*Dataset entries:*
*-*-*

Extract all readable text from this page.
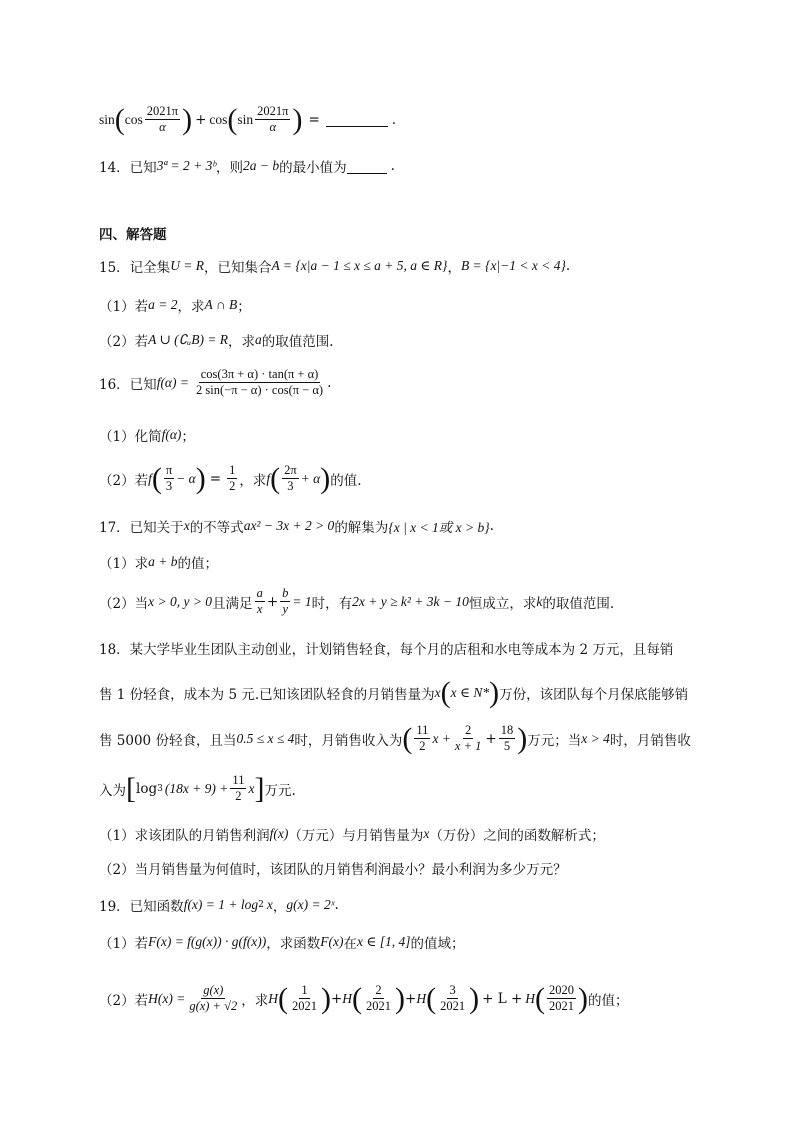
sin ( $\cos \frac{2021\pi}{\alpha}$ ) + cos ( $\sin \frac{2021\pi}{\alpha}$ ) =	.
14．已知 3ª = 2 + 3ᵇ ，则 2a − b 的最小值为	.
四、解答题
15．记全集 U = R ，已知集合 A = {x|a − 1 ≤ x ≤ a + 5, a ∈ R} ， B = {x|−1 < x < 4} .
（1）若 a = 2 ，求 A ∩ B ；
（2）若 A ∪ (∁ᵤB) = R ，求 a 的取值范围.
16．已知 $f(\alpha) = \frac{\cos(3\pi + \alpha) \cdot \tan(\pi + \alpha)}{2 \sin(-\pi - \alpha) \cdot \cos(\pi - \alpha)}$ .
（1）化简 f(α) ；
（2）若 f ( $\frac{\pi}{3} - \alpha$ ) = $\frac{1}{2}$ ，求 f ( $\frac{2\pi}{3} + \alpha$ ) 的值.
17．已知关于 x 的不等式 ax² − 3x + 2 > 0 的解集为 {x | x < 1或 x > b} .
（1）求 a + b 的值；
（2）当 x > 0, y > 0 且满足 $\frac{a}{x} + \frac{b}{y} = 1$ 时，有 2x + y ≥ k² + 3k − 10 恒成立，求 k 的取值范围.
18．某大学毕业生团队主动创业，计划销售轻食，每个月的店租和水电等成本为 2 万元，且每销
售 1 份轻食，成本为 5 元.已知该团队轻食的月销售量为 x ( x ∈ N* ) 万份，该团队每个月保底能够销
售 5000 份轻食，且当 0.5 ≤ x ≤ 4 时，月销售收入为 ( $\frac{11}{2}$ $x + \frac{2}{x + 1} + \frac{18}{5}$ ) 万元；当 x > 4 时，月销售收
入为 [ log 3 $(18x + 9) + \frac{11}{2}$ x ] 万元.
（1）求该团队的月销售利润 f(x) （万元）与月销售量为 x （万份）之间的函数解析式；
（2）当月销售量为何值时，该团队的月销售利润最小？最小利润为多少万元？
19．已知函数 f(x) = 1 + log 2 x ， g(x) = 2ˣ .
（1）若 F(x) = f(g(x)) · g(f(x)) ，求函数 F(x) 在 x ∈ [1, 4] 的值域；
（2）若 $H(x) = \frac{g(x)}{g(x) + √2}$ ，求 H ( $\frac{1}{2021}$ ) + H ( $\frac{2}{2021}$ ) + H ( $\frac{3}{2021}$ ) + L + H ( $\frac{2020}{2021}$ ) 的值；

*-*-*

*GIVEN EXERCISE:*
Tally the lines of the data that contain the string "的取值范围" and report the total alone.

*FINISHED TASK:*
2